Retype the whole listing below, character for character.
-=-=-=-=-
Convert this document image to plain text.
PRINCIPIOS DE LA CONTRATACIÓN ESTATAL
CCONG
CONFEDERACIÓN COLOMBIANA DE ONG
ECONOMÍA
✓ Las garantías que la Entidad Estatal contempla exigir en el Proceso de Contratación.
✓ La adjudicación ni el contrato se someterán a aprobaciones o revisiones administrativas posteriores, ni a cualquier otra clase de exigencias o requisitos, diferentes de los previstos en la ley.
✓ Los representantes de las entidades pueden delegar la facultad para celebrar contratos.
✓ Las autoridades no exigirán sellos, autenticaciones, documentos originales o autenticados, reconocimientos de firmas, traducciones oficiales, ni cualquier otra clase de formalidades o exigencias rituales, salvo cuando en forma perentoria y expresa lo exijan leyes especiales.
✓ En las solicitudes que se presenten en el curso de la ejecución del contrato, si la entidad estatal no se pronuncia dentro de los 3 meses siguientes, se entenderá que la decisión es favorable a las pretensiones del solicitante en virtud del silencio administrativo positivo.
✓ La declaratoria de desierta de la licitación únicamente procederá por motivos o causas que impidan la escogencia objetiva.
-=-=-=-=-
### Solution to this task
Convert this document image to plain text.
PRINCIPIOS DE LA CONTRATACIÓN ESTATAL
CCONG
CONFEDERACIÓN COLOMBIANA DE ONG
ECONOMÍA
✓ Las garantías que la Entidad Estatal contempla exigir en el Proceso de Contratación.
✓ La adjudicación ni el contrato se someterán a aprobaciones o revisiones administrativas posteriores, ni a cualquier otra clase de exigencias o requisitos, diferentes de los previstos en la ley.
✓ Los representantes de las entidades pueden delegar la facultad para celebrar contratos.
✓ Las autoridades no exigirán sellos, autenticaciones, documentos originales o autenticados, reconocimientos de firmas, traducciones oficiales, ni cualquier otra clase de formalidades o exigencias rituales, salvo cuando en forma perentoria y expresa lo exijan leyes especiales.
✓ En las solicitudes que se presenten en el curso de la ejecución del contrato, si la entidad estatal no se pronuncia dentro de los 3 meses siguientes, se entenderá que la decisión es favorable a las pretensiones del solicitante en virtud del silencio administrativo positivo.
✓ La declaratoria de desierta de la licitación únicamente procederá por motivos o causas que impidan la escogencia objetiva.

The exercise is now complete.